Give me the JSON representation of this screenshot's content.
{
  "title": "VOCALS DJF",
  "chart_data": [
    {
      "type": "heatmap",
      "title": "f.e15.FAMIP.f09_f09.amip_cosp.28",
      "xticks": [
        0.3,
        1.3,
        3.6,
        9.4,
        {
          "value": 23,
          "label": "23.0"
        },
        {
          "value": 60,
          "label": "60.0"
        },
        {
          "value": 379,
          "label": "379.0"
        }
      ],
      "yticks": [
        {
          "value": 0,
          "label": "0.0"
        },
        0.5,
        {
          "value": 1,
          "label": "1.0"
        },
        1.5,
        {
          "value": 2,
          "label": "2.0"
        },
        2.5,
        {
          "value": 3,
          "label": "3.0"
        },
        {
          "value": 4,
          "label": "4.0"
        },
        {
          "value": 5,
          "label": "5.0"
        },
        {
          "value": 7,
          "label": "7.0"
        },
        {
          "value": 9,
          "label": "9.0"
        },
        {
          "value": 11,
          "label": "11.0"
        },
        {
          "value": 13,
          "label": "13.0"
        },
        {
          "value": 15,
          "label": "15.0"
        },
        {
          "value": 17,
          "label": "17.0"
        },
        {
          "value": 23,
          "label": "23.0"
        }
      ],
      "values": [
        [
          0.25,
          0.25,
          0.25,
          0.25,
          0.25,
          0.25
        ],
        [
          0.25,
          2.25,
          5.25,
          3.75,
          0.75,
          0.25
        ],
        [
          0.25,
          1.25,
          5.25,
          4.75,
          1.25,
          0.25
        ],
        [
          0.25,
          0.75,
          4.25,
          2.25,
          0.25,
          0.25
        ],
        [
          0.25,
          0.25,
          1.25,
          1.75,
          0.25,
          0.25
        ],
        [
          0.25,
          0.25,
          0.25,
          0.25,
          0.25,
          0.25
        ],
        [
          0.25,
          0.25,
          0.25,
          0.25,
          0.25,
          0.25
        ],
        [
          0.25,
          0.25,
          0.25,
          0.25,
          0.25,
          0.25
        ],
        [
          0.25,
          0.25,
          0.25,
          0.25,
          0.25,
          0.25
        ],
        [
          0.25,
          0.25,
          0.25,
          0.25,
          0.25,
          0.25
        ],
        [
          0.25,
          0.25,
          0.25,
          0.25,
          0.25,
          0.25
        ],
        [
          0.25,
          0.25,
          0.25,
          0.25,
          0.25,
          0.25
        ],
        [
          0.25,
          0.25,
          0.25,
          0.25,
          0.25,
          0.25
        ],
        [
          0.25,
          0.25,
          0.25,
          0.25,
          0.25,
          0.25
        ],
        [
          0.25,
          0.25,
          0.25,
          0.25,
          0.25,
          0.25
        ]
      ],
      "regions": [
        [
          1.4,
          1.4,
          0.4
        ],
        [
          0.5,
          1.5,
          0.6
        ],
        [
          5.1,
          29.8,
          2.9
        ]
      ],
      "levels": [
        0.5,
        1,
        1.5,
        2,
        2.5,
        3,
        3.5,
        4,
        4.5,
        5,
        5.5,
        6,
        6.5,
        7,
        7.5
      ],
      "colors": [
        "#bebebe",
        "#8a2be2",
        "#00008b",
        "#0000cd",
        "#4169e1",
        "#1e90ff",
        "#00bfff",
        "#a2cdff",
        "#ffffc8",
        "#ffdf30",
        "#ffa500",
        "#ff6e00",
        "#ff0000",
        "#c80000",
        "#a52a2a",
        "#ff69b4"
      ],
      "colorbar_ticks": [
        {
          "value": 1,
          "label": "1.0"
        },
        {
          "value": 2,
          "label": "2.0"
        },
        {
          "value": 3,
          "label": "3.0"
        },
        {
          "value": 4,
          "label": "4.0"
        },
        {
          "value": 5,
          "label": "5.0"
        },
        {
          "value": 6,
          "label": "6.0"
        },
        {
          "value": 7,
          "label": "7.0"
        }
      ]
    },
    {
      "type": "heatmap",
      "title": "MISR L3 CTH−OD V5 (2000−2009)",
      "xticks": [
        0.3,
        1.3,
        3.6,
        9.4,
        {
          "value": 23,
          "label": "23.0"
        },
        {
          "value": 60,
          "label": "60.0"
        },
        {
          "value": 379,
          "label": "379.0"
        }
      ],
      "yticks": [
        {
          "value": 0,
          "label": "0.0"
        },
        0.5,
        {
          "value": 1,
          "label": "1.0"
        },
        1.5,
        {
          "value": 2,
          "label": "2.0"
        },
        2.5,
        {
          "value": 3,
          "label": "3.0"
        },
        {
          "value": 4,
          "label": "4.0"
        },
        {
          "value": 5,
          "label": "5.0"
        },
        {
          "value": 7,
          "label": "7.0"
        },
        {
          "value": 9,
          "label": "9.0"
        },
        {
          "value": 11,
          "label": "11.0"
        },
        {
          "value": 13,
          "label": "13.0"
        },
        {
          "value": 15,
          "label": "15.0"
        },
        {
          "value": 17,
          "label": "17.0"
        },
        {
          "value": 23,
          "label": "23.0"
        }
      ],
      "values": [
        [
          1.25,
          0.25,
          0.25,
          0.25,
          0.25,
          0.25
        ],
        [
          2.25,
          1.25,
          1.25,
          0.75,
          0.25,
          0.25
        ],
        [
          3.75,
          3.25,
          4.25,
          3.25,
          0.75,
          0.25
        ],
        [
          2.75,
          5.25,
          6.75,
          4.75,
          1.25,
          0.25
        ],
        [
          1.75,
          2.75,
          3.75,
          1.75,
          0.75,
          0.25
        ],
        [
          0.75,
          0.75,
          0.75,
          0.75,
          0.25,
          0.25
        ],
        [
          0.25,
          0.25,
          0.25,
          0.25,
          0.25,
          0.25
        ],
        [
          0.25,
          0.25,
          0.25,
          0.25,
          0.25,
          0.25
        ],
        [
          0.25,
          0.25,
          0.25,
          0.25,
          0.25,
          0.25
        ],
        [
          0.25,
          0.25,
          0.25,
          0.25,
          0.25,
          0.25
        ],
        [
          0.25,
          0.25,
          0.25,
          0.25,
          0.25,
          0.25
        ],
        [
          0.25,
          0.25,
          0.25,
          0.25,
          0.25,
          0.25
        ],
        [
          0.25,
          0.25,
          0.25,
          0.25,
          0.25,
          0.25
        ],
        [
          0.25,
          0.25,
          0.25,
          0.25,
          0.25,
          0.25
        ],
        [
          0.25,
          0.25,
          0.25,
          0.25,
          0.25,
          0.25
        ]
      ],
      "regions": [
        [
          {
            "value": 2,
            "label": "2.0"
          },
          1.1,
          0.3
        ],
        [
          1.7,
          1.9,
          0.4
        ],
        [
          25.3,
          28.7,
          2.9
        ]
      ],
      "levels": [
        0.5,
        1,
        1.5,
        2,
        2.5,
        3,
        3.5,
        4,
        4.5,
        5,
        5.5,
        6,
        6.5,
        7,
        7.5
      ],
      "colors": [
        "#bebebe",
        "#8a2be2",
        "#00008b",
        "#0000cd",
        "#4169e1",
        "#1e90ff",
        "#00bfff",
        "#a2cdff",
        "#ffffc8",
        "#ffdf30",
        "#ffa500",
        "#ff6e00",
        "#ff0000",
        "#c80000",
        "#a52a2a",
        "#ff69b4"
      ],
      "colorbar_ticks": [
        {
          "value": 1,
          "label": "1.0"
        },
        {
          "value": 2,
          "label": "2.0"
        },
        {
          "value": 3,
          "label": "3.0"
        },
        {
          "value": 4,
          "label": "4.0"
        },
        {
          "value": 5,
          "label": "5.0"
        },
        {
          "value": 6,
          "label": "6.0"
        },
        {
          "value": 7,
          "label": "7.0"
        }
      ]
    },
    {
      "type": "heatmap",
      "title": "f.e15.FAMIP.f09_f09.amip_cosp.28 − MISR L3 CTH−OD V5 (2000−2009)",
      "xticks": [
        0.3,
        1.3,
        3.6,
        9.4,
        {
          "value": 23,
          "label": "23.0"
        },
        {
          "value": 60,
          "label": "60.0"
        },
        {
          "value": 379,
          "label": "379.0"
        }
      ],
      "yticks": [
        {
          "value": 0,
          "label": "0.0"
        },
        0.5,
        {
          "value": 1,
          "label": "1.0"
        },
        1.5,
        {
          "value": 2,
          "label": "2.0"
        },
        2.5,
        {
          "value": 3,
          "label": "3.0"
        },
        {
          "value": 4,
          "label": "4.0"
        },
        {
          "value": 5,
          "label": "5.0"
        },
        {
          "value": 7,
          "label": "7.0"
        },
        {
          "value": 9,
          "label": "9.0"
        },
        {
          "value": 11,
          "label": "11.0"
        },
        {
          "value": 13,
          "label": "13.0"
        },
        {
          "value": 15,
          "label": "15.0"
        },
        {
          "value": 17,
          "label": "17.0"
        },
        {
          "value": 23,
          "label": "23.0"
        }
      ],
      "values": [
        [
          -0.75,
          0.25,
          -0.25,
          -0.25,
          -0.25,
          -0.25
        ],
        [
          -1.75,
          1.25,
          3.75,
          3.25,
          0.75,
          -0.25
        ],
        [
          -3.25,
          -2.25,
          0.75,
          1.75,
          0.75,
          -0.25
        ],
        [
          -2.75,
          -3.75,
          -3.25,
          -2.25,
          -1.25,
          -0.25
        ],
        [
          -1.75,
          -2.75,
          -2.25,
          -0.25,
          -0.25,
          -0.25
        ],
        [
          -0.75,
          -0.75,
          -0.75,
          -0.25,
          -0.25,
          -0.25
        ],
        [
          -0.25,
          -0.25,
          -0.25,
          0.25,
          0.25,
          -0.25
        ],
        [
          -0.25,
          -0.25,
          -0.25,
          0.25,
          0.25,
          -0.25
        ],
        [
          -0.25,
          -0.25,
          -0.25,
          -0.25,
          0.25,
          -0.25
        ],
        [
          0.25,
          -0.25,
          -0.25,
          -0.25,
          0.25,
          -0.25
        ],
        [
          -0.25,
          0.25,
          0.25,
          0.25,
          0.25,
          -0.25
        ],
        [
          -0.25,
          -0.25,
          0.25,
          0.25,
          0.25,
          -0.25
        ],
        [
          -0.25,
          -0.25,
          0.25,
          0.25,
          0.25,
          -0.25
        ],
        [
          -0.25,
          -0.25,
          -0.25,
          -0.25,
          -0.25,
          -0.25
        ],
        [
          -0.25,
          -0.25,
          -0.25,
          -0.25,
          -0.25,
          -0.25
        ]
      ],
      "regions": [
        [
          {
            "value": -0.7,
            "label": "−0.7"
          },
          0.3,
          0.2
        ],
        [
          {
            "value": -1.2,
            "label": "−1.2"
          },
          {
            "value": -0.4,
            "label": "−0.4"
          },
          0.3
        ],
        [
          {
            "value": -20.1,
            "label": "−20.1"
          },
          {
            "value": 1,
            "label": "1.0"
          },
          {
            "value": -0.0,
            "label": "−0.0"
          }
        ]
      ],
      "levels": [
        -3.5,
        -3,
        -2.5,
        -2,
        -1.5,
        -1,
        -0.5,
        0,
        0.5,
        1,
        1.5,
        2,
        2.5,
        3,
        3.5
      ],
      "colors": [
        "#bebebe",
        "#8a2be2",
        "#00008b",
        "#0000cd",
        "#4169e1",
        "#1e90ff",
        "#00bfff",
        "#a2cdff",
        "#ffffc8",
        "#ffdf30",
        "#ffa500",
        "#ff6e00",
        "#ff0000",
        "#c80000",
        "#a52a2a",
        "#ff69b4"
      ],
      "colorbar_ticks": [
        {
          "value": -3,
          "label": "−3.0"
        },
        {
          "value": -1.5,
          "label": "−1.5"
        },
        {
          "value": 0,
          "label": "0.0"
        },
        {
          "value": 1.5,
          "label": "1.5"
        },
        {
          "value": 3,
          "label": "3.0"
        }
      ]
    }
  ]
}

-----

> _Your goal_: Pick out the lines containing the string "title".

> _Solution_:
  "title": "VOCALS DJF",
      "title": "f.e15.FAMIP.f09_f09.amip_cosp.28",
      "title": "MISR L3 CTH−OD V5 (2000−2009)",
      "title": "f.e15.FAMIP.f09_f09.amip_cosp.28 − MISR L3 CTH−OD V5 (2000−2009)",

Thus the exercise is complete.